→ **Data listing**:
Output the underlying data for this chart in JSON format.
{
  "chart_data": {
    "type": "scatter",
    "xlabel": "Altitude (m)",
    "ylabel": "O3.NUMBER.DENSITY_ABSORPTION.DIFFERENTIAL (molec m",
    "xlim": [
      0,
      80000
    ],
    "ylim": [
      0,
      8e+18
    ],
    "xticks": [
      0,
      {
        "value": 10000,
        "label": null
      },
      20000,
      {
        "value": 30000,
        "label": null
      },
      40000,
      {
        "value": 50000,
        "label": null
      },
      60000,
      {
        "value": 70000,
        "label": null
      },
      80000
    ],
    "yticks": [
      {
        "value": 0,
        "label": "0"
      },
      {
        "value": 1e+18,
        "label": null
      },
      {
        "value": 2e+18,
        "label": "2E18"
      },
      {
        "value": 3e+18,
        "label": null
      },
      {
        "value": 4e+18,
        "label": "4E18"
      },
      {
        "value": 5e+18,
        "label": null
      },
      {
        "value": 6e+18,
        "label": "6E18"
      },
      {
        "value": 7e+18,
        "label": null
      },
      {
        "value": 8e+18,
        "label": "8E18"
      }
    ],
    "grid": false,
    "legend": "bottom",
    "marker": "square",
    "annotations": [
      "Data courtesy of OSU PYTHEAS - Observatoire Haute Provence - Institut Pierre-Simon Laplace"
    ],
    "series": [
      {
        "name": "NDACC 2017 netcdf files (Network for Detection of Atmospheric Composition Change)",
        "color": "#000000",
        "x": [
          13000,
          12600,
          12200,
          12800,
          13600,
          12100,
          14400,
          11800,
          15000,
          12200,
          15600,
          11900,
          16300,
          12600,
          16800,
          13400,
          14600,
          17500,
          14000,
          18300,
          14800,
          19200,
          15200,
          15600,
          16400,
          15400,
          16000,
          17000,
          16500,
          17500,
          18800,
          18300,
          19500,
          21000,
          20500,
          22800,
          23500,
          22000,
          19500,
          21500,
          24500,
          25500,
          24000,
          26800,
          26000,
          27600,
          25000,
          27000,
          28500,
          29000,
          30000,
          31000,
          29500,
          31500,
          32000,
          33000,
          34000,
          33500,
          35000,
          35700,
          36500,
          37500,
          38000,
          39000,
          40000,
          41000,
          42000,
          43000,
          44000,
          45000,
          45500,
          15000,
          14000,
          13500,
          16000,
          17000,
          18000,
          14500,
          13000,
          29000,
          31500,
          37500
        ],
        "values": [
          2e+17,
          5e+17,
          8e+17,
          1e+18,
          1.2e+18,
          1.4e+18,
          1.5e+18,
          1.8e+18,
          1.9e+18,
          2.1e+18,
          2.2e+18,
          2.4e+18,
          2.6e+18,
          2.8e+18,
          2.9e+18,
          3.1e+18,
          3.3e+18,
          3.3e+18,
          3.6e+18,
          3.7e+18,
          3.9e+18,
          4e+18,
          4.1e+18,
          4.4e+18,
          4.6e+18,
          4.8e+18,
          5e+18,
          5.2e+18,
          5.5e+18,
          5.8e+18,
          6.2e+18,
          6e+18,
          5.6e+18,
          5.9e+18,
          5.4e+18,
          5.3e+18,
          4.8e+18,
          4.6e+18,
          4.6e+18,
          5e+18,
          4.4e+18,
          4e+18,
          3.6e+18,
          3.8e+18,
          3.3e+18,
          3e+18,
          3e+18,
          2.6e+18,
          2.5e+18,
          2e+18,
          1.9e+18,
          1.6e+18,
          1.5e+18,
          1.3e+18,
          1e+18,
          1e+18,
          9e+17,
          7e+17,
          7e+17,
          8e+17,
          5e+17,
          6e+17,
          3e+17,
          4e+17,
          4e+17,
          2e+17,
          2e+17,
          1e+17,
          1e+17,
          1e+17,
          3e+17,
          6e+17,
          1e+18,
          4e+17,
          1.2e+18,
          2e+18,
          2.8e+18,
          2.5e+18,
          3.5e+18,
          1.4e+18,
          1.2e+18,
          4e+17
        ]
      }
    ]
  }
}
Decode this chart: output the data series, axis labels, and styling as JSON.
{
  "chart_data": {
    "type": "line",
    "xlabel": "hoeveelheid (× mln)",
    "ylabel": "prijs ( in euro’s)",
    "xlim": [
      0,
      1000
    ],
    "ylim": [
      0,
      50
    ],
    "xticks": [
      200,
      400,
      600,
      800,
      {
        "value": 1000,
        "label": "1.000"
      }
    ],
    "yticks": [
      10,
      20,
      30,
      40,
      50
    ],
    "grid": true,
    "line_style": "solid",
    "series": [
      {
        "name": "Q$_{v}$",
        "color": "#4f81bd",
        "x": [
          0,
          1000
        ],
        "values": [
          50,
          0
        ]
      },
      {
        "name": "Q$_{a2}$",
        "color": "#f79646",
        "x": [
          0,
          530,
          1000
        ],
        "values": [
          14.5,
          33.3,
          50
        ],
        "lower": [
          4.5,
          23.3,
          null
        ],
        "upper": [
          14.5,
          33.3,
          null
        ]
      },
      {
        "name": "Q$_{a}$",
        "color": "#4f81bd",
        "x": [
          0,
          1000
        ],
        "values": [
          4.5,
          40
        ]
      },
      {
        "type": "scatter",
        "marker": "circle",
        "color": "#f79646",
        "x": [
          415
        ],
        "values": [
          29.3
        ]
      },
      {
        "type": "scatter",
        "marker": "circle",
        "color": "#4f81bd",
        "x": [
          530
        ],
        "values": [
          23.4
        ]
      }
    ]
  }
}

→ **Objective**:
Take the entries above and copy them out exactly.

→ **Answer to the exercise**:
Output the underlying data for this chart in JSON format.
{
  "chart_data": {
    "type": "scatter",
    "xlabel": "Altitude (m)",
    "ylabel": "O3.NUMBER.DENSITY_ABSORPTION.DIFFERENTIAL (molec m",
    "xlim": [
      0,
      80000
    ],
    "ylim": [
      0,
      8e+18
    ],
    "xticks": [
      0,
      {
        "value": 10000,
        "label": null
      },
      20000,
      {
        "value": 30000,
        "label": null
      },
      40000,
      {
        "value": 50000,
        "label": null
      },
      60000,
      {
        "value": 70000,
        "label": null
      },
      80000
    ],
    "yticks": [
      {
        "value": 0,
        "label": "0"
      },
      {
        "value": 1e+18,
        "label": null
      },
      {
        "value": 2e+18,
        "label": "2E18"
      },
      {
        "value": 3e+18,
        "label": null
      },
      {
        "value": 4e+18,
        "label": "4E18"
      },
      {
        "value": 5e+18,
        "label": null
      },
      {
        "value": 6e+18,
        "label": "6E18"
      },
      {
        "value": 7e+18,
        "label": null
      },
      {
        "value": 8e+18,
        "label": "8E18"
      }
    ],
    "grid": false,
    "legend": "bottom",
    "marker": "square",
    "annotations": [
      "Data courtesy of OSU PYTHEAS - Observatoire Haute Provence - Institut Pierre-Simon Laplace"
    ],
    "series": [
      {
        "name": "NDACC 2017 netcdf files (Network for Detection of Atmospheric Composition Change)",
        "color": "#000000",
        "x": [
          13000,
          12600,
          12200,
          12800,
          13600,
          12100,
          14400,
          11800,
          15000,
          12200,
          15600,
          11900,
          16300,
          12600,
          16800,
          13400,
          14600,
          17500,
          14000,
          18300,
          14800,
          19200,
          15200,
          15600,
          16400,
          15400,
          16000,
          17000,
          16500,
          17500,
          18800,
          18300,
          19500,
          21000,
          20500,
          22800,
          23500,
          22000,
          19500,
          21500,
          24500,
          25500,
          24000,
          26800,
          26000,
          27600,
          25000,
          27000,
          28500,
          29000,
          30000,
          31000,
          29500,
          31500,
          32000,
          33000,
          34000,
          33500,
          35000,
          35700,
          36500,
          37500,
          38000,
          39000,
          40000,
          41000,
          42000,
          43000,
          44000,
          45000,
          45500,
          15000,
          14000,
          13500,
          16000,
          17000,
          18000,
          14500,
          13000,
          29000,
          31500,
          37500
        ],
        "values": [
          2e+17,
          5e+17,
          8e+17,
          1e+18,
          1.2e+18,
          1.4e+18,
          1.5e+18,
          1.8e+18,
          1.9e+18,
          2.1e+18,
          2.2e+18,
          2.4e+18,
          2.6e+18,
          2.8e+18,
          2.9e+18,
          3.1e+18,
          3.3e+18,
          3.3e+18,
          3.6e+18,
          3.7e+18,
          3.9e+18,
          4e+18,
          4.1e+18,
          4.4e+18,
          4.6e+18,
          4.8e+18,
          5e+18,
          5.2e+18,
          5.5e+18,
          5.8e+18,
          6.2e+18,
          6e+18,
          5.6e+18,
          5.9e+18,
          5.4e+18,
          5.3e+18,
          4.8e+18,
          4.6e+18,
          4.6e+18,
          5e+18,
          4.4e+18,
          4e+18,
          3.6e+18,
          3.8e+18,
          3.3e+18,
          3e+18,
          3e+18,
          2.6e+18,
          2.5e+18,
          2e+18,
          1.9e+18,
          1.6e+18,
          1.5e+18,
          1.3e+18,
          1e+18,
          1e+18,
          9e+17,
          7e+17,
          7e+17,
          8e+17,
          5e+17,
          6e+17,
          3e+17,
          4e+17,
          4e+17,
          2e+17,
          2e+17,
          1e+17,
          1e+17,
          1e+17,
          3e+17,
          6e+17,
          1e+18,
          4e+17,
          1.2e+18,
          2e+18,
          2.8e+18,
          2.5e+18,
          3.5e+18,
          1.4e+18,
          1.2e+18,
          4e+17
        ]
      }
    ]
  }
}
Decode this chart: output the data series, axis labels, and styling as JSON.
{
  "chart_data": {
    "type": "line",
    "xlabel": "hoeveelheid (× mln)",
    "ylabel": "prijs ( in euro’s)",
    "xlim": [
      0,
      1000
    ],
    "ylim": [
      0,
      50
    ],
    "xticks": [
      200,
      400,
      600,
      800,
      {
        "value": 1000,
        "label": "1.000"
      }
    ],
    "yticks": [
      10,
      20,
      30,
      40,
      50
    ],
    "grid": true,
    "line_style": "solid",
    "series": [
      {
        "name": "Q$_{v}$",
        "color": "#4f81bd",
        "x": [
          0,
          1000
        ],
        "values": [
          50,
          0
        ]
      },
      {
        "name": "Q$_{a2}$",
        "color": "#f79646",
        "x": [
          0,
          530,
          1000
        ],
        "values": [
          14.5,
          33.3,
          50
        ],
        "lower": [
          4.5,
          23.3,
          null
        ],
        "upper": [
          14.5,
          33.3,
          null
        ]
      },
      {
        "name": "Q$_{a}$",
        "color": "#4f81bd",
        "x": [
          0,
          1000
        ],
        "values": [
          4.5,
          40
        ]
      },
      {
        "type": "scatter",
        "marker": "circle",
        "color": "#f79646",
        "x": [
          415
        ],
        "values": [
          29.3
        ]
      },
      {
        "type": "scatter",
        "marker": "circle",
        "color": "#4f81bd",
        "x": [
          530
        ],
        "values": [
          23.4
        ]
      }
    ]
  }
}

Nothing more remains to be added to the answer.